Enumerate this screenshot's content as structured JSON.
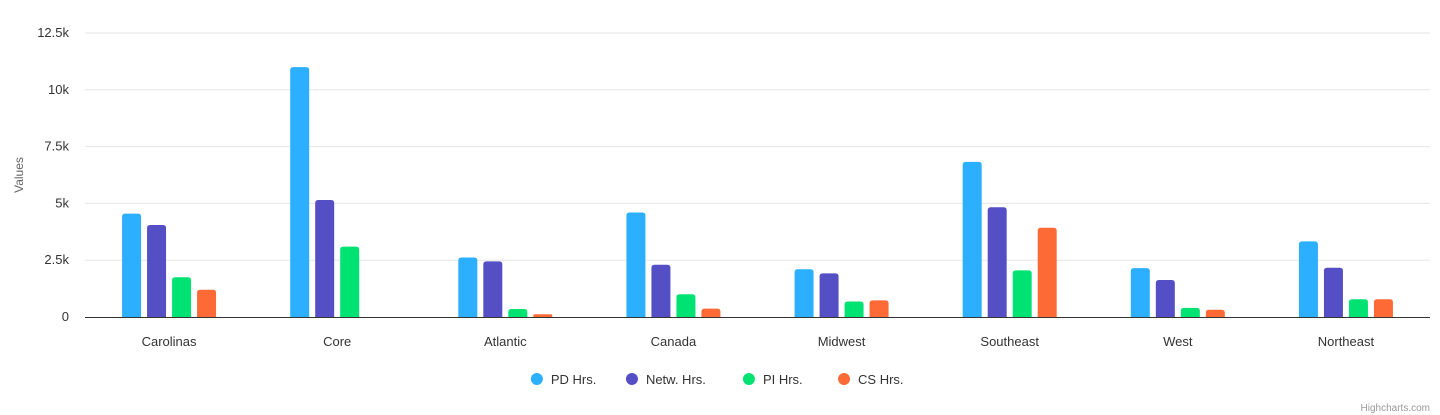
{
  "chart_data": {
    "type": "bar",
    "categories": [
      "Carolinas",
      "Core",
      "Atlantic",
      "Canada",
      "Midwest",
      "Southeast",
      "West",
      "Northeast"
    ],
    "series": [
      {
        "name": "PD Hrs.",
        "color": "#2caffe",
        "values": [
          4550,
          11000,
          2620,
          4600,
          2100,
          6830,
          2150,
          3330
        ]
      },
      {
        "name": "Netw. Hrs.",
        "color": "#544fc5",
        "values": [
          4050,
          5150,
          2450,
          2300,
          1920,
          4830,
          1630,
          2170
        ]
      },
      {
        "name": "PI Hrs.",
        "color": "#00e272",
        "values": [
          1750,
          3100,
          350,
          1000,
          680,
          2050,
          400,
          780
        ]
      },
      {
        "name": "CS Hrs.",
        "color": "#fe6a35",
        "values": [
          1200,
          0,
          120,
          370,
          730,
          3930,
          320,
          780
        ]
      }
    ],
    "title": "",
    "xlabel": "",
    "ylabel": "Values",
    "ylim": [
      0,
      12500
    ],
    "yticks": [
      0,
      2500,
      5000,
      7500,
      10000,
      12500
    ],
    "ytick_labels": [
      "0",
      "2.5k",
      "5k",
      "7.5k",
      "10k",
      "12.5k"
    ],
    "grid": true,
    "legend": "bottom-center"
  },
  "credits": "Highcharts.com"
}
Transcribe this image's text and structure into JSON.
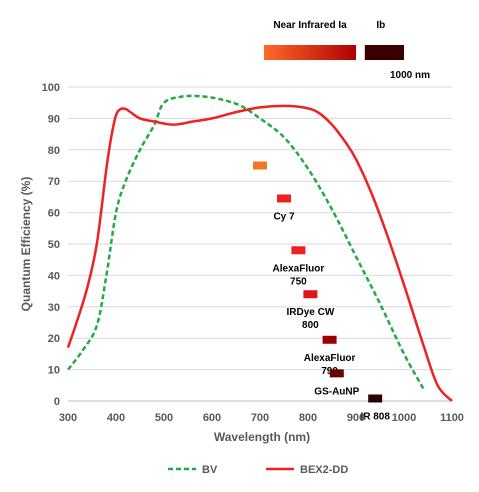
{
  "chart_data": {
    "type": "line",
    "xlabel": "Wavelength (nm)",
    "ylabel": "Quantum Efficiency (%)",
    "xlim": [
      300,
      1100
    ],
    "ylim": [
      0,
      100
    ],
    "xticks": [
      300,
      400,
      500,
      600,
      700,
      800,
      900,
      1000,
      1100
    ],
    "yticks": [
      0,
      10,
      20,
      30,
      40,
      50,
      60,
      70,
      80,
      90,
      100
    ],
    "grid": "horizontal",
    "legend_position": "bottom",
    "series": [
      {
        "name": "BV",
        "color": "#22aa44",
        "style": "dashed",
        "x": [
          300,
          330,
          360,
          380,
          400,
          420,
          450,
          480,
          500,
          540,
          580,
          620,
          660,
          700,
          750,
          800,
          850,
          900,
          950,
          1000,
          1040
        ],
        "y": [
          10,
          16,
          24,
          40,
          60,
          70,
          80,
          88,
          95,
          97,
          97,
          96,
          94,
          90,
          84,
          74,
          61,
          46,
          31,
          15,
          4
        ]
      },
      {
        "name": "BEX2-DD",
        "color": "#ee2222",
        "style": "solid",
        "x": [
          300,
          320,
          340,
          360,
          380,
          390,
          400,
          410,
          420,
          430,
          450,
          480,
          520,
          560,
          600,
          650,
          700,
          750,
          790,
          820,
          850,
          880,
          900,
          930,
          960,
          1000,
          1040,
          1070,
          1100
        ],
        "y": [
          17,
          26,
          36,
          50,
          74,
          84,
          91,
          93,
          93,
          92,
          90,
          89,
          88,
          89,
          90,
          92,
          93.5,
          94,
          93.5,
          92,
          88,
          82,
          77,
          67,
          55,
          37,
          18,
          5,
          0
        ]
      }
    ],
    "bands": [
      {
        "label": "Near Infrared Ia",
        "from": 700,
        "to": 900,
        "color_from": "#ff6a2a",
        "color_to": "#b00000"
      },
      {
        "label": "Ib",
        "from": 910,
        "to": 1000,
        "color": "#3a0000"
      }
    ],
    "band_end_label": "1000 nm",
    "dyes": [
      {
        "label": "",
        "x": 700,
        "y": 75,
        "color": "#ee7722"
      },
      {
        "label_lines": [
          "Cy 7"
        ],
        "x": 750,
        "y": 64.5,
        "color": "#ee2020"
      },
      {
        "label_lines": [
          "AlexaFluor",
          "750"
        ],
        "x": 780,
        "y": 48,
        "color": "#ee2020"
      },
      {
        "label_lines": [
          "IRDye CW",
          "800"
        ],
        "x": 805,
        "y": 34,
        "color": "#e01515"
      },
      {
        "label_lines": [
          "AlexaFluor",
          "790"
        ],
        "x": 845,
        "y": 19.5,
        "color": "#990000"
      },
      {
        "label_lines": [
          "GS-AuNP"
        ],
        "x": 860,
        "y": 8.8,
        "color": "#6a0000"
      },
      {
        "label_lines": [
          "IR 808"
        ],
        "x": 940,
        "y": 0.8,
        "color": "#2a0000"
      }
    ]
  }
}
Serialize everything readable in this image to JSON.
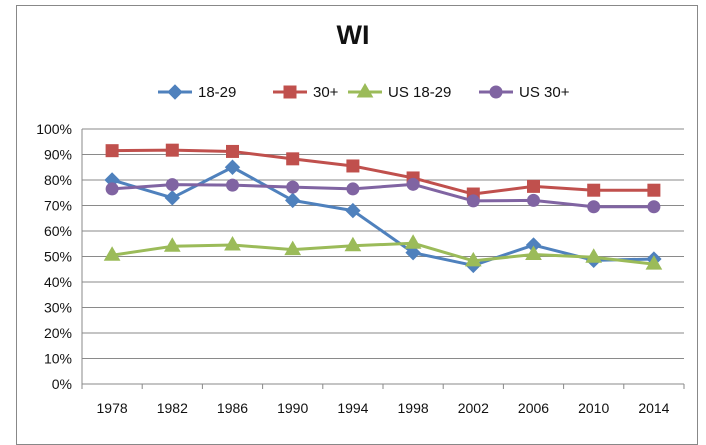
{
  "chart_data": {
    "type": "line",
    "title": "WI",
    "xlabel": "",
    "ylabel": "",
    "categories": [
      "1978",
      "1982",
      "1986",
      "1990",
      "1994",
      "1998",
      "2002",
      "2006",
      "2010",
      "2014"
    ],
    "ylim": [
      0,
      100
    ],
    "ytick_labels": [
      "0%",
      "10%",
      "20%",
      "30%",
      "40%",
      "50%",
      "60%",
      "70%",
      "80%",
      "90%",
      "100%"
    ],
    "grid": true,
    "legend_position": "top",
    "series": [
      {
        "name": "18-29",
        "color": "#4F81BD",
        "marker": "diamond",
        "values": [
          80,
          73,
          85,
          72,
          68,
          51.5,
          46.5,
          54.5,
          48.5,
          49
        ]
      },
      {
        "name": "30+",
        "color": "#C0504D",
        "marker": "square",
        "values": [
          91.5,
          91.7,
          91.2,
          88.3,
          85.5,
          80.8,
          74.5,
          77.5,
          76,
          76
        ]
      },
      {
        "name": "US 18-29",
        "color": "#9BBB59",
        "marker": "triangle",
        "values": [
          50.5,
          54,
          54.5,
          52.7,
          54.2,
          55.2,
          48.3,
          50.8,
          49.7,
          47
        ]
      },
      {
        "name": "US 30+",
        "color": "#8064A2",
        "marker": "circle",
        "values": [
          76.5,
          78.2,
          78,
          77.2,
          76.5,
          78.3,
          71.8,
          72,
          69.5,
          69.5
        ]
      }
    ]
  }
}
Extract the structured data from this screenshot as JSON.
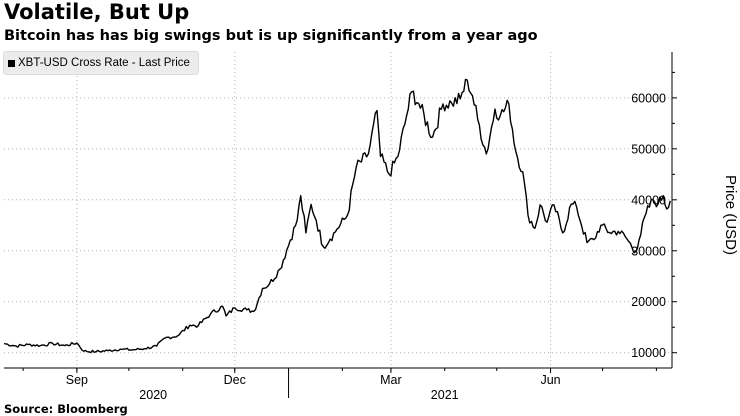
{
  "title": "Volatile, But Up",
  "subtitle": "Bitcoin has has big swings but is up significantly from a year ago",
  "source": "Source: Bloomberg",
  "chart_data": {
    "type": "line",
    "ylabel": "Price (USD)",
    "ylim": [
      7000,
      69000
    ],
    "yticks": [
      10000,
      20000,
      30000,
      40000,
      50000,
      60000
    ],
    "ytick_labels": [
      "10000",
      "20000",
      "30000",
      "40000",
      "50000",
      "60000"
    ],
    "y_axis_position": "right",
    "grid": true,
    "grid_style": "dotted",
    "xlim": [
      "2020-07-21",
      "2021-08-10"
    ],
    "month_ticks": [
      {
        "label": "Sep",
        "date": "2020-09-01"
      },
      {
        "label": "Dec",
        "date": "2020-12-01"
      },
      {
        "label": "Mar",
        "date": "2021-03-01"
      },
      {
        "label": "Jun",
        "date": "2021-06-01"
      }
    ],
    "year_labels": [
      {
        "label": "2020",
        "date": "2020-10-15"
      },
      {
        "label": "2021",
        "date": "2021-04-01"
      }
    ],
    "year_dividers": [
      "2021-01-01"
    ],
    "legend_position": "top-left",
    "colors": {
      "line": "#000000",
      "grid": "#b3b3b3",
      "legend_bg": "#ececec"
    },
    "series": [
      {
        "name": "XBT-USD Cross Rate - Last Price",
        "points": [
          [
            "2020-07-21",
            11800
          ],
          [
            "2020-07-28",
            11300
          ],
          [
            "2020-08-04",
            11600
          ],
          [
            "2020-08-11",
            11400
          ],
          [
            "2020-08-18",
            11800
          ],
          [
            "2020-08-25",
            11400
          ],
          [
            "2020-09-01",
            11900
          ],
          [
            "2020-09-05",
            10300
          ],
          [
            "2020-09-12",
            10200
          ],
          [
            "2020-09-19",
            10400
          ],
          [
            "2020-09-26",
            10700
          ],
          [
            "2020-10-03",
            10550
          ],
          [
            "2020-10-10",
            10800
          ],
          [
            "2020-10-17",
            11300
          ],
          [
            "2020-10-22",
            12900
          ],
          [
            "2020-10-29",
            13300
          ],
          [
            "2020-11-05",
            15400
          ],
          [
            "2020-11-10",
            15300
          ],
          [
            "2020-11-17",
            17600
          ],
          [
            "2020-11-24",
            19100
          ],
          [
            "2020-11-26",
            17200
          ],
          [
            "2020-12-01",
            18800
          ],
          [
            "2020-12-08",
            18400
          ],
          [
            "2020-12-12",
            18100
          ],
          [
            "2020-12-17",
            22600
          ],
          [
            "2020-12-21",
            23500
          ],
          [
            "2020-12-27",
            26400
          ],
          [
            "2021-01-02",
            32100
          ],
          [
            "2021-01-06",
            36000
          ],
          [
            "2021-01-08",
            40800
          ],
          [
            "2021-01-11",
            33500
          ],
          [
            "2021-01-14",
            39100
          ],
          [
            "2021-01-17",
            35900
          ],
          [
            "2021-01-21",
            30800
          ],
          [
            "2021-01-25",
            32300
          ],
          [
            "2021-01-29",
            34300
          ],
          [
            "2021-02-04",
            37000
          ],
          [
            "2021-02-09",
            46400
          ],
          [
            "2021-02-16",
            49000
          ],
          [
            "2021-02-21",
            57500
          ],
          [
            "2021-02-23",
            48500
          ],
          [
            "2021-02-28",
            45000
          ],
          [
            "2021-03-05",
            48500
          ],
          [
            "2021-03-09",
            54800
          ],
          [
            "2021-03-13",
            61200
          ],
          [
            "2021-03-17",
            58900
          ],
          [
            "2021-03-25",
            52300
          ],
          [
            "2021-03-31",
            58800
          ],
          [
            "2021-04-05",
            59000
          ],
          [
            "2021-04-10",
            59800
          ],
          [
            "2021-04-14",
            63500
          ],
          [
            "2021-04-17",
            60400
          ],
          [
            "2021-04-20",
            55800
          ],
          [
            "2021-04-25",
            49000
          ],
          [
            "2021-04-30",
            57800
          ],
          [
            "2021-05-03",
            56500
          ],
          [
            "2021-05-08",
            58800
          ],
          [
            "2021-05-12",
            49500
          ],
          [
            "2021-05-16",
            45500
          ],
          [
            "2021-05-19",
            37000
          ],
          [
            "2021-05-23",
            34400
          ],
          [
            "2021-05-26",
            39000
          ],
          [
            "2021-05-30",
            35600
          ],
          [
            "2021-06-03",
            39000
          ],
          [
            "2021-06-08",
            33500
          ],
          [
            "2021-06-13",
            39200
          ],
          [
            "2021-06-16",
            38600
          ],
          [
            "2021-06-22",
            31600
          ],
          [
            "2021-06-26",
            32200
          ],
          [
            "2021-06-30",
            35000
          ],
          [
            "2021-07-05",
            33600
          ],
          [
            "2021-07-10",
            33800
          ],
          [
            "2021-07-14",
            32800
          ],
          [
            "2021-07-20",
            29800
          ],
          [
            "2021-07-22",
            32100
          ],
          [
            "2021-07-26",
            37300
          ],
          [
            "2021-07-30",
            40000
          ],
          [
            "2021-08-02",
            39200
          ],
          [
            "2021-08-05",
            40800
          ],
          [
            "2021-08-07",
            38200
          ],
          [
            "2021-08-09",
            39800
          ]
        ]
      }
    ]
  }
}
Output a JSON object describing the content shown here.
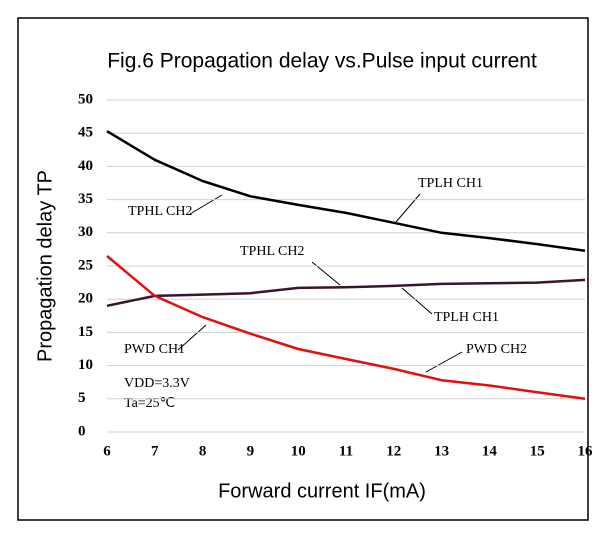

Do this: Collect the lines of the data that carry the word "structured".

Written response:
Enumerate this screenshot's content as structured JSON.
Extract the structured data from this screenshot as JSON.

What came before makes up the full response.